[Saved entries]
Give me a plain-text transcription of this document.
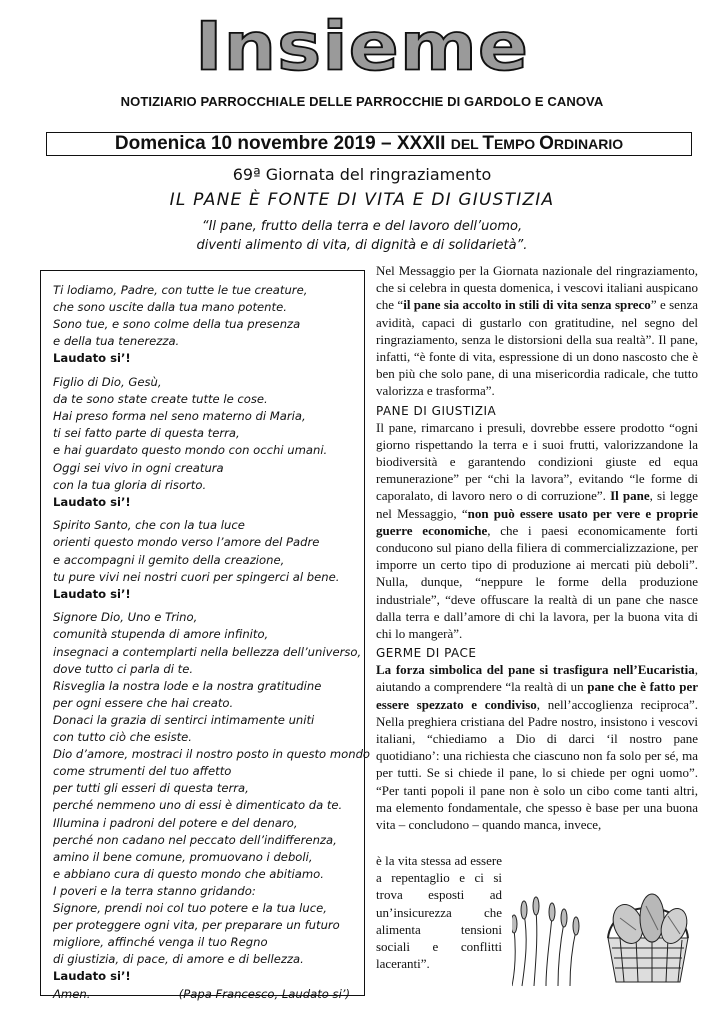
Insieme
NOTIZIARIO PARROCCHIALE DELLE PARROCCHIE DI GARDOLO E CANOVA
Domenica 10 novembre 2019 – XXXII DEL TEMPO ORDINARIO
69ª Giornata del ringraziamento
IL PANE È FONTE DI VITA E DI GIUSTIZIA
“Il pane, frutto della terra e del lavoro dell’uomo,
diventi alimento di vita, di dignità e di solidarietà”.
Ti lodiamo, Padre, con tutte le tue creature,
che sono uscite dalla tua mano potente.
Sono tue, e sono colme della tua presenza
e della tua tenerezza.
Laudato si’!
Figlio di Dio, Gesù,
da te sono state create tutte le cose.
Hai preso forma nel seno materno di Maria,
ti sei fatto parte di questa terra,
e hai guardato questo mondo con occhi umani.
Oggi sei vivo in ogni creatura
con la tua gloria di risorto.
Laudato si’!
Spirito Santo, che con la tua luce
orienti questo mondo verso l’amore del Padre
e accompagni il gemito della creazione,
tu pure vivi nei nostri cuori per spingerci al bene.
Laudato si’!
Signore Dio, Uno e Trino,
comunità stupenda di amore infinito,
insegnaci a contemplarti nella bellezza dell’universo,
dove tutto ci parla di te.
Risveglia la nostra lode e la nostra gratitudine
per ogni essere che hai creato.
Donaci la grazia di sentirci intimamente uniti
con tutto ciò che esiste.
Dio d’amore, mostraci il nostro posto in questo mondo
come strumenti del tuo affetto
per tutti gli esseri di questa terra,
perché nemmeno uno di essi è dimenticato da te.
Illumina i padroni del potere e del denaro,
perché non cadano nel peccato dell’indifferenza,
amino il bene comune, promuovano i deboli,
e abbiano cura di questo mondo che abitiamo.
I poveri e la terra stanno gridando:
Signore, prendi noi col tuo potere e la tua luce,
per proteggere ogni vita, per preparare un futuro
migliore, affinché venga il tuo Regno
di giustizia, di pace, di amore e di bellezza.
Laudato si’!
Amen.	(Papa Francesco, Laudato si’)

Nel Messaggio per la Giornata nazionale del ringraziamento, che si celebra in questa domenica, i vescovi italiani auspicano che “il pane sia accolto in stili di vita senza spreco” e senza avidità, capaci di gustarlo con gratitudine, nel segno del ringraziamento, senza le distorsioni della sua realtà”. Il pane, infatti, “è fonte di vita, espressione di un dono nascosto che è ben più che solo pane, di una misericordia radicale, che tutto valorizza e trasforma”.

PANE DI GIUSTIZIA

Il pane, rimarcano i presuli, dovrebbe essere prodotto “ogni giorno rispettando la terra e i suoi frutti, valorizzandone la biodiversità e garantendo condizioni giuste ed equa remunerazione” per “chi la lavora”, evitando “le forme di caporalato, di lavoro nero o di corruzione”. Il pane, si legge nel Messaggio, “non può essere usato per vere e proprie guerre economiche, che i paesi economicamente forti conducono sul piano della filiera di commercializzazione, per imporre un certo tipo di produzione ai mercati più deboli”. Nulla, dunque, “neppure le forme della produzione industriale”, “deve offuscare la realtà di un pane che nasce dalla terra e dall’amore di chi la lavora, per la buona vita di chi lo mangerà”.

GERME DI PACE

La forza simbolica del pane si trasfigura nell’Eucaristia, aiutando a comprendere “la realtà di un pane che è fatto per essere spezzato e condiviso, nell’accoglienza reciproca”. Nella preghiera cristiana del Padre nostro, insistono i vescovi italiani, “chiediamo a Dio di darci ‘il nostro pane quotidiano’: una richiesta che ciascuno non fa solo per sé, ma per tutti. Se si chiede il pane, lo si chiede per ogni uomo”. “Per tanti popoli il pane non è solo un cibo come tanti altri, ma elemento fondamentale, che spesso è base per una buona vita – concludono – quando manca, invece,

è la vita stessa ad essere a repentaglio e ci si trova esposti ad un’insicurezza che alimenta tensioni sociali e conflitti laceranti”.
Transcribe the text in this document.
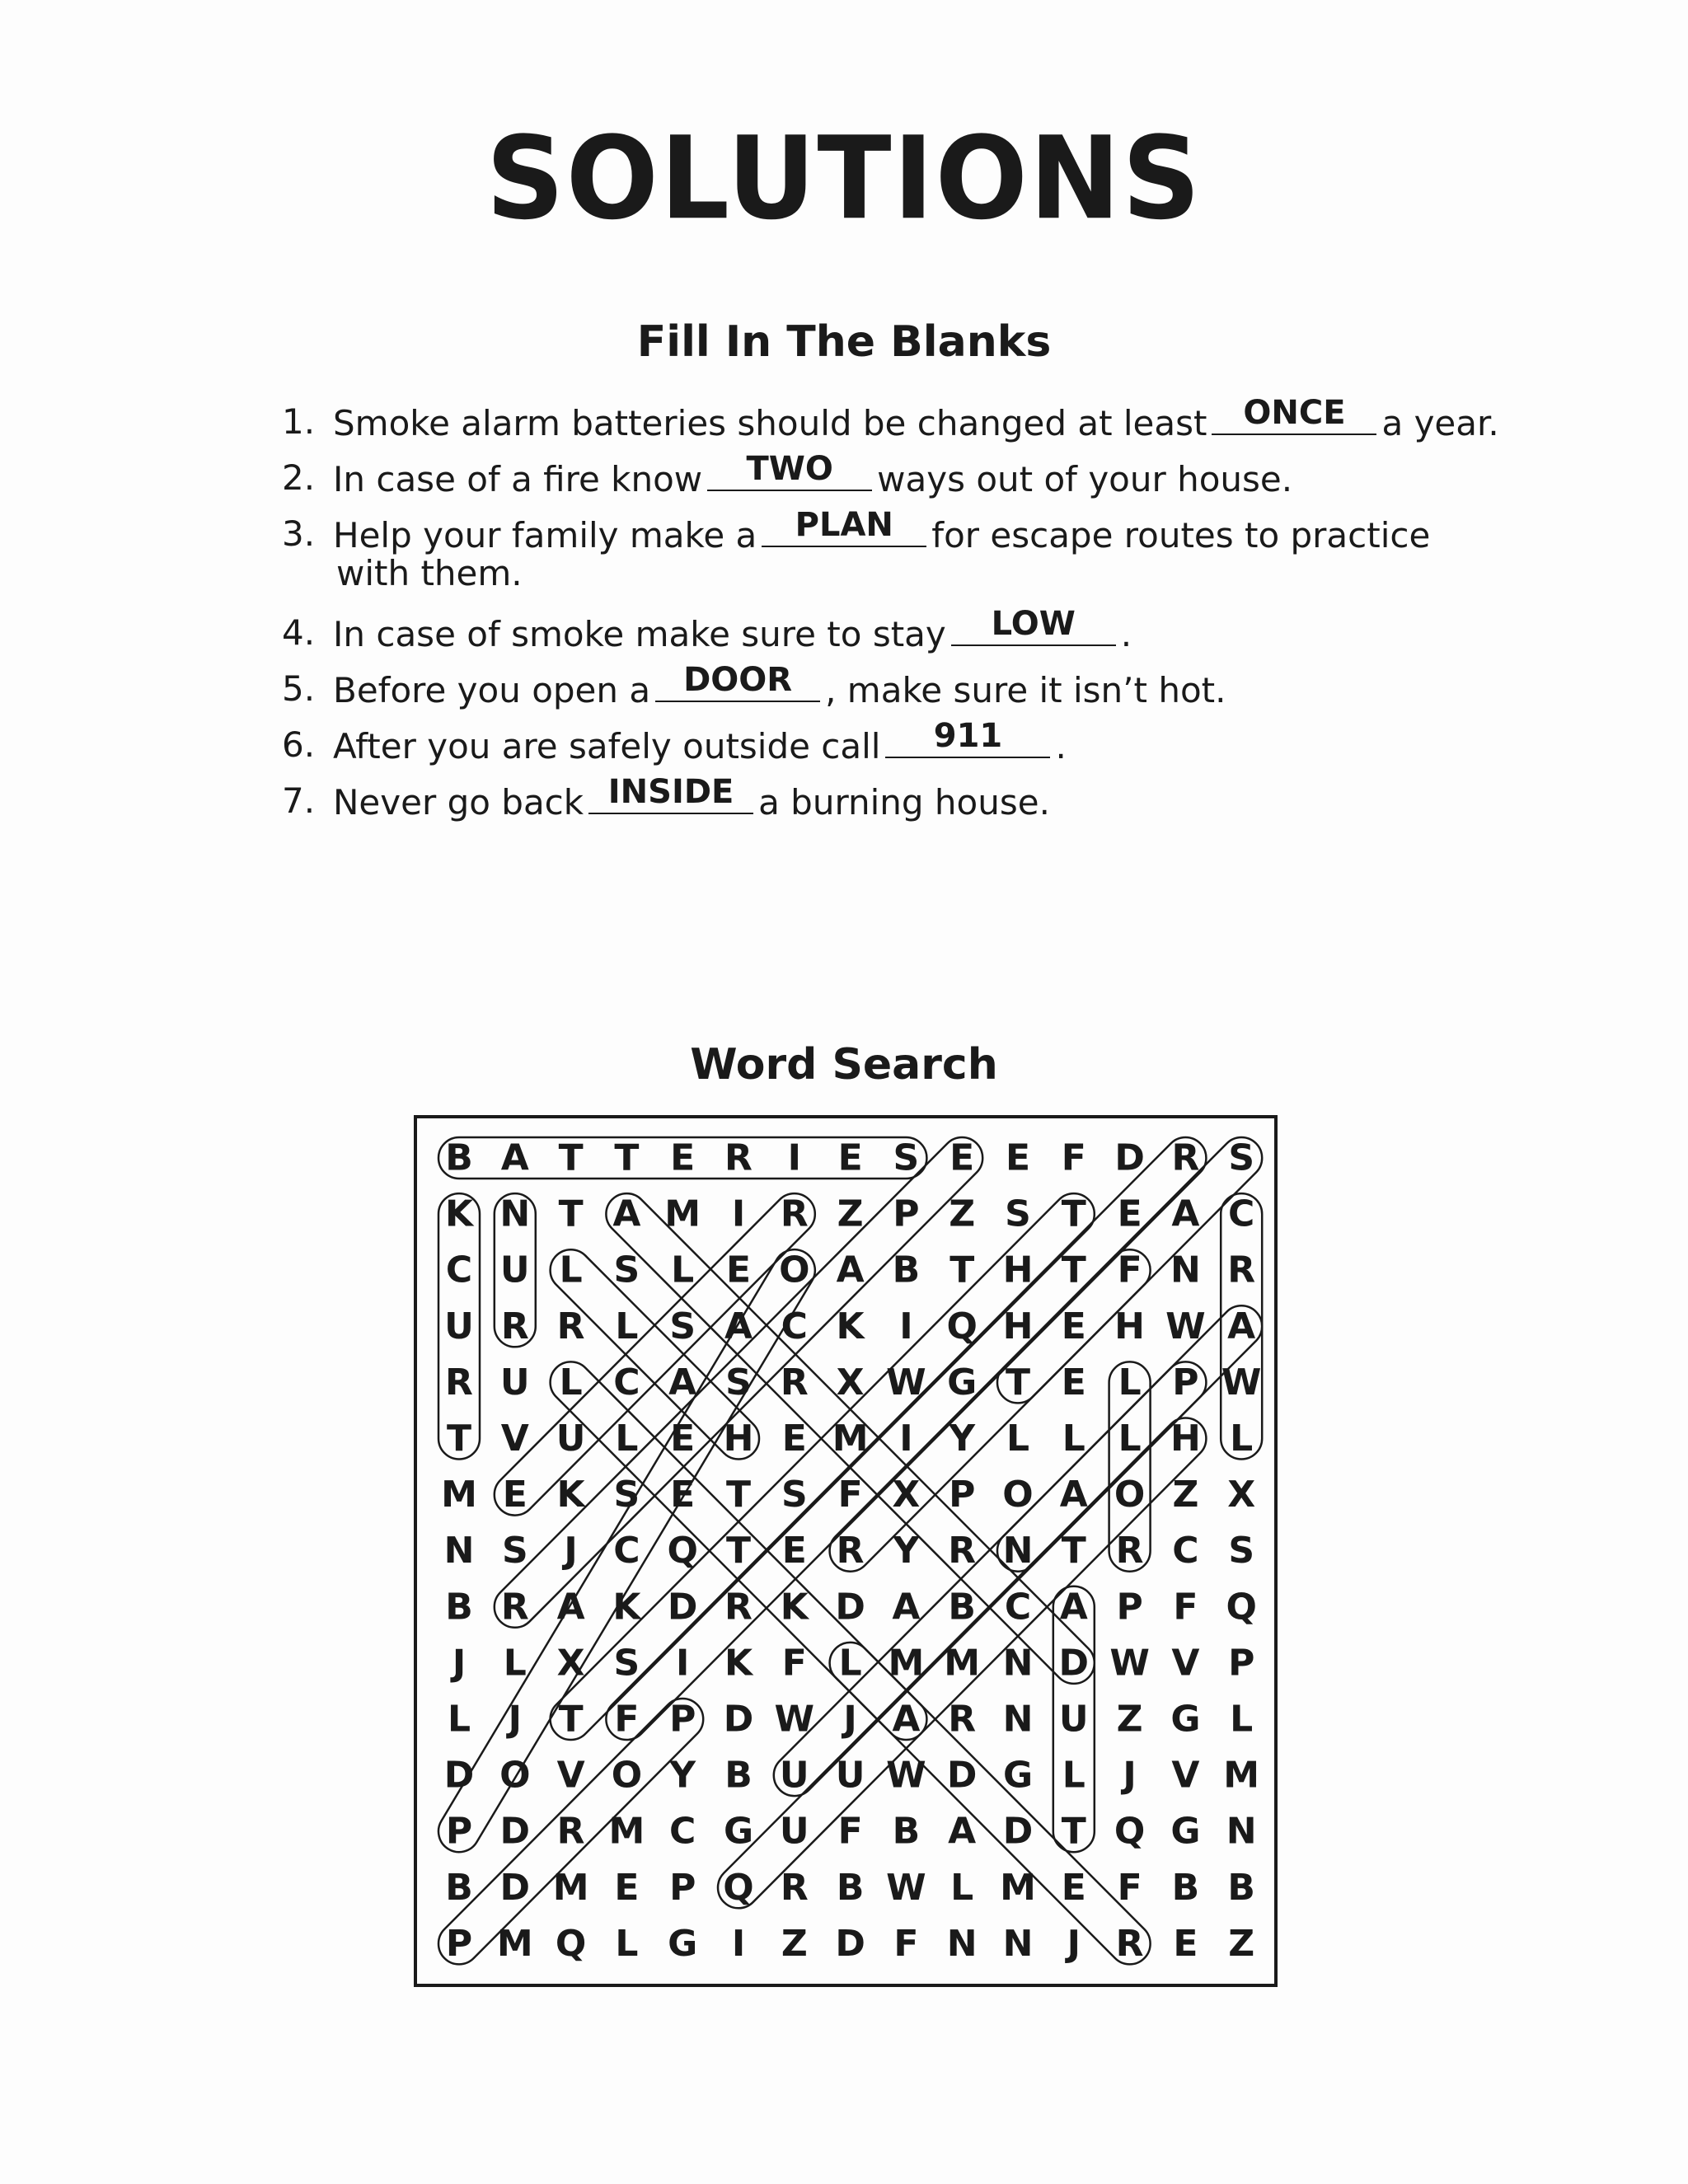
SOLUTIONS
Fill In The Blanks
1. Smoke alarm batteries should be changed at least	ONCE	a year.
2. In case of a fire know	TWO	ways out of your house.
3. Help your family make a	PLAN	for escape routes to practice
with them.
4. In case of smoke make sure to stay	LOW	.
5. Before you open a DOOR , make sure it isn’t hot.
6. After you are safely outside call	911	.
7. Never go back INSIDE a burning house.
Word Search
B A T T E R I E S E E F D R S
K N T A M I R Z P Z S T E A C
C U L S L E O A B T H T F N R
U R R L S A C K I Q H E H W A
R U L C A S R X W G T E L P W
T V U L E H E M I Y L L L H L
M E K S E T S F X P O A O Z X
N S J C Q T E R Y R N T R C S
B R A K D R K D A B C A P F Q
J L X S I K F L M M N D W V P
L J T F P D W J A R N U Z G L
D O V O Y B U U W D G L J V M
P D R M C G U F B A D T Q G N
B D M E P Q R B W L M E F B B
P M Q L G I Z D F N N J R E Z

EXERCISE: Each entry must be retyped word for word, with every image omitted.

RESULT:
Give me a plain-text transcription of this document.
Insieme
NOTIZIARIO PARROCCHIALE DELLE PARROCCHIE DI GARDOLO E CANOVA
Domenica 10 novembre 2019 – XXXII DEL TEMPO ORDINARIO
69ª Giornata del ringraziamento
IL PANE È FONTE DI VITA E DI GIUSTIZIA
“Il pane, frutto della terra e del lavoro dell’uomo,
diventi alimento di vita, di dignità e di solidarietà”.
Ti lodiamo, Padre, con tutte le tue creature,
che sono uscite dalla tua mano potente.
Sono tue, e sono colme della tua presenza
e della tua tenerezza.
Laudato si’!
Figlio di Dio, Gesù,
da te sono state create tutte le cose.
Hai preso forma nel seno materno di Maria,
ti sei fatto parte di questa terra,
e hai guardato questo mondo con occhi umani.
Oggi sei vivo in ogni creatura
con la tua gloria di risorto.
Laudato si’!
Spirito Santo, che con la tua luce
orienti questo mondo verso l’amore del Padre
e accompagni il gemito della creazione,
tu pure vivi nei nostri cuori per spingerci al bene.
Laudato si’!
Signore Dio, Uno e Trino,
comunità stupenda di amore infinito,
insegnaci a contemplarti nella bellezza dell’universo,
dove tutto ci parla di te.
Risveglia la nostra lode e la nostra gratitudine
per ogni essere che hai creato.
Donaci la grazia di sentirci intimamente uniti
con tutto ciò che esiste.
Dio d’amore, mostraci il nostro posto in questo mondo
come strumenti del tuo affetto
per tutti gli esseri di questa terra,
perché nemmeno uno di essi è dimenticato da te.
Illumina i padroni del potere e del denaro,
perché non cadano nel peccato dell’indifferenza,
amino il bene comune, promuovano i deboli,
e abbiano cura di questo mondo che abitiamo.
I poveri e la terra stanno gridando:
Signore, prendi noi col tuo potere e la tua luce,
per proteggere ogni vita, per preparare un futuro
migliore, affinché venga il tuo Regno
di giustizia, di pace, di amore e di bellezza.
Laudato si’!
Amen.	(Papa Francesco, Laudato si’)

Nel Messaggio per la Giornata nazionale del ringraziamento, che si celebra in questa domenica, i vescovi italiani auspicano che “il pane sia accolto in stili di vita senza spreco” e senza avidità, capaci di gustarlo con gratitudine, nel segno del ringraziamento, senza le distorsioni della sua realtà”. Il pane, infatti, “è fonte di vita, espressione di un dono nascosto che è ben più che solo pane, di una misericordia radicale, che tutto valorizza e trasforma”.

PANE DI GIUSTIZIA

Il pane, rimarcano i presuli, dovrebbe essere prodotto “ogni giorno rispettando la terra e i suoi frutti, valorizzandone la biodiversità e garantendo condizioni giuste ed equa remunerazione” per “chi la lavora”, evitando “le forme di caporalato, di lavoro nero o di corruzione”. Il pane, si legge nel Messaggio, “non può essere usato per vere e proprie guerre economiche, che i paesi economicamente forti conducono sul piano della filiera di commercializzazione, per imporre un certo tipo di produzione ai mercati più deboli”. Nulla, dunque, “neppure le forme della produzione industriale”, “deve offuscare la realtà di un pane che nasce dalla terra e dall’amore di chi la lavora, per la buona vita di chi lo mangerà”.

GERME DI PACE

La forza simbolica del pane si trasfigura nell’Eucaristia, aiutando a comprendere “la realtà di un pane che è fatto per essere spezzato e condiviso, nell’accoglienza reciproca”. Nella preghiera cristiana del Padre nostro, insistono i vescovi italiani, “chiediamo a Dio di darci ‘il nostro pane quotidiano’: una richiesta che ciascuno non fa solo per sé, ma per tutti. Se si chiede il pane, lo si chiede per ogni uomo”. “Per tanti popoli il pane non è solo un cibo come tanti altri, ma elemento fondamentale, che spesso è base per una buona vita – concludono – quando manca, invece,

è la vita stessa ad essere a repentaglio e ci si trova esposti ad un’insicurezza che alimenta tensioni sociali e conflitti laceranti”.
Transcribe the text in this document.
SOLUTIONS
Fill In The Blanks
1. Smoke alarm batteries should be changed at least	ONCE	a year.
2. In case of a fire know	TWO	ways out of your house.
3. Help your family make a	PLAN	for escape routes to practice
with them.
4. In case of smoke make sure to stay	LOW	.
5. Before you open a DOOR , make sure it isn’t hot.
6. After you are safely outside call	911	.
7. Never go back INSIDE a burning house.
Word Search
B A T T E R I E S E E F D R S
K N T A M I R Z P Z S T E A C
C U L S L E O A B T H T F N R
U R R L S A C K I Q H E H W A
R U L C A S R X W G T E L P W
T V U L E H E M I Y L L L H L
M E K S E T S F X P O A O Z X
N S J C Q T E R Y R N T R C S
B R A K D R K D A B C A P F Q
J L X S I K F L M M N D W V P
L J T F P D W J A R N U Z G L
D O V O Y B U U W D G L J V M
P D R M C G U F B A D T Q G N
B D M E P Q R B W L M E F B B
P M Q L G I Z D F N N J R E Z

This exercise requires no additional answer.